**WHAT NEEDS TO BE DONE**
Print the complete set of entries exactly.

********

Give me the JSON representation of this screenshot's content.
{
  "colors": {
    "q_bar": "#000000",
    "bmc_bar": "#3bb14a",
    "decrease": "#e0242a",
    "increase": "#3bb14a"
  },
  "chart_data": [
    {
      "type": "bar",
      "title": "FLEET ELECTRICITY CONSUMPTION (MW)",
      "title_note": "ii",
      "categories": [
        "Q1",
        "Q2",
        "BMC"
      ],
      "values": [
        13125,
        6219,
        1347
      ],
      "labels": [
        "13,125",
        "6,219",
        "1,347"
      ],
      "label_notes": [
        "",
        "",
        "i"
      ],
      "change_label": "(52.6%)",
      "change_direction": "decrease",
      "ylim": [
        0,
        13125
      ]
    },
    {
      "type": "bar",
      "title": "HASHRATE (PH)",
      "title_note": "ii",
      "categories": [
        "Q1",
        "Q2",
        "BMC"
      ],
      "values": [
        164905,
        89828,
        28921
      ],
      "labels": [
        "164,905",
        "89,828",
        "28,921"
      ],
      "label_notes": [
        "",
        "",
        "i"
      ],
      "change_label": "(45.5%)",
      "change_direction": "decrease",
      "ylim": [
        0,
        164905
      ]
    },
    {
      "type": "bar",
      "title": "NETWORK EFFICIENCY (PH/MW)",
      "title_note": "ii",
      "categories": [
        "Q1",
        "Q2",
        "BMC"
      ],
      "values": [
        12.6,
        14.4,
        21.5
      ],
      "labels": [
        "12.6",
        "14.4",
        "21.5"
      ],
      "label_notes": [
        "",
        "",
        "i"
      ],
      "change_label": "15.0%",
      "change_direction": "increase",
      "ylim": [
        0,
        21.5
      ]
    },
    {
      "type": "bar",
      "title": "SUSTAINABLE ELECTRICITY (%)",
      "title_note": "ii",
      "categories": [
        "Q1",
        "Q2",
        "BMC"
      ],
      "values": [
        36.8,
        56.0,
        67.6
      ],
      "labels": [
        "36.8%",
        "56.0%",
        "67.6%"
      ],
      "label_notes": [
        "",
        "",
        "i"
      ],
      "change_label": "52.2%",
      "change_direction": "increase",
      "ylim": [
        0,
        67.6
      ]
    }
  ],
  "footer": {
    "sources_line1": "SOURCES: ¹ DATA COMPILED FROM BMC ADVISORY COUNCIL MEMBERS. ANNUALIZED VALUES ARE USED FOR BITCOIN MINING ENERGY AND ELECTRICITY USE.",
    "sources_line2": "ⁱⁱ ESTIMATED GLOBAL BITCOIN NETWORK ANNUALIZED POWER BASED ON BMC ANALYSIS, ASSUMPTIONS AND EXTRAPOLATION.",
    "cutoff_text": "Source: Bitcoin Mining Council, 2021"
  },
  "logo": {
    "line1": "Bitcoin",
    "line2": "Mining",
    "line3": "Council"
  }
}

********

**FULL ANSWER**
Give me the JSON representation of this screenshot's content.
{
  "colors": {
    "q_bar": "#000000",
    "bmc_bar": "#3bb14a",
    "decrease": "#e0242a",
    "increase": "#3bb14a"
  },
  "chart_data": [
    {
      "type": "bar",
      "title": "FLEET ELECTRICITY CONSUMPTION (MW)",
      "title_note": "ii",
      "categories": [
        "Q1",
        "Q2",
        "BMC"
      ],
      "values": [
        13125,
        6219,
        1347
      ],
      "labels": [
        "13,125",
        "6,219",
        "1,347"
      ],
      "label_notes": [
        "",
        "",
        "i"
      ],
      "change_label": "(52.6%)",
      "change_direction": "decrease",
      "ylim": [
        0,
        13125
      ]
    },
    {
      "type": "bar",
      "title": "HASHRATE (PH)",
      "title_note": "ii",
      "categories": [
        "Q1",
        "Q2",
        "BMC"
      ],
      "values": [
        164905,
        89828,
        28921
      ],
      "labels": [
        "164,905",
        "89,828",
        "28,921"
      ],
      "label_notes": [
        "",
        "",
        "i"
      ],
      "change_label": "(45.5%)",
      "change_direction": "decrease",
      "ylim": [
        0,
        164905
      ]
    },
    {
      "type": "bar",
      "title": "NETWORK EFFICIENCY (PH/MW)",
      "title_note": "ii",
      "categories": [
        "Q1",
        "Q2",
        "BMC"
      ],
      "values": [
        12.6,
        14.4,
        21.5
      ],
      "labels": [
        "12.6",
        "14.4",
        "21.5"
      ],
      "label_notes": [
        "",
        "",
        "i"
      ],
      "change_label": "15.0%",
      "change_direction": "increase",
      "ylim": [
        0,
        21.5
      ]
    },
    {
      "type": "bar",
      "title": "SUSTAINABLE ELECTRICITY (%)",
      "title_note": "ii",
      "categories": [
        "Q1",
        "Q2",
        "BMC"
      ],
      "values": [
        36.8,
        56.0,
        67.6
      ],
      "labels": [
        "36.8%",
        "56.0%",
        "67.6%"
      ],
      "label_notes": [
        "",
        "",
        "i"
      ],
      "change_label": "52.2%",
      "change_direction": "increase",
      "ylim": [
        0,
        67.6
      ]
    }
  ],
  "footer": {
    "sources_line1": "SOURCES: ¹ DATA COMPILED FROM BMC ADVISORY COUNCIL MEMBERS. ANNUALIZED VALUES ARE USED FOR BITCOIN MINING ENERGY AND ELECTRICITY USE.",
    "sources_line2": "ⁱⁱ ESTIMATED GLOBAL BITCOIN NETWORK ANNUALIZED POWER BASED ON BMC ANALYSIS, ASSUMPTIONS AND EXTRAPOLATION.",
    "cutoff_text": "Source: Bitcoin Mining Council, 2021"
  },
  "logo": {
    "line1": "Bitcoin",
    "line2": "Mining",
    "line3": "Council"
  }
}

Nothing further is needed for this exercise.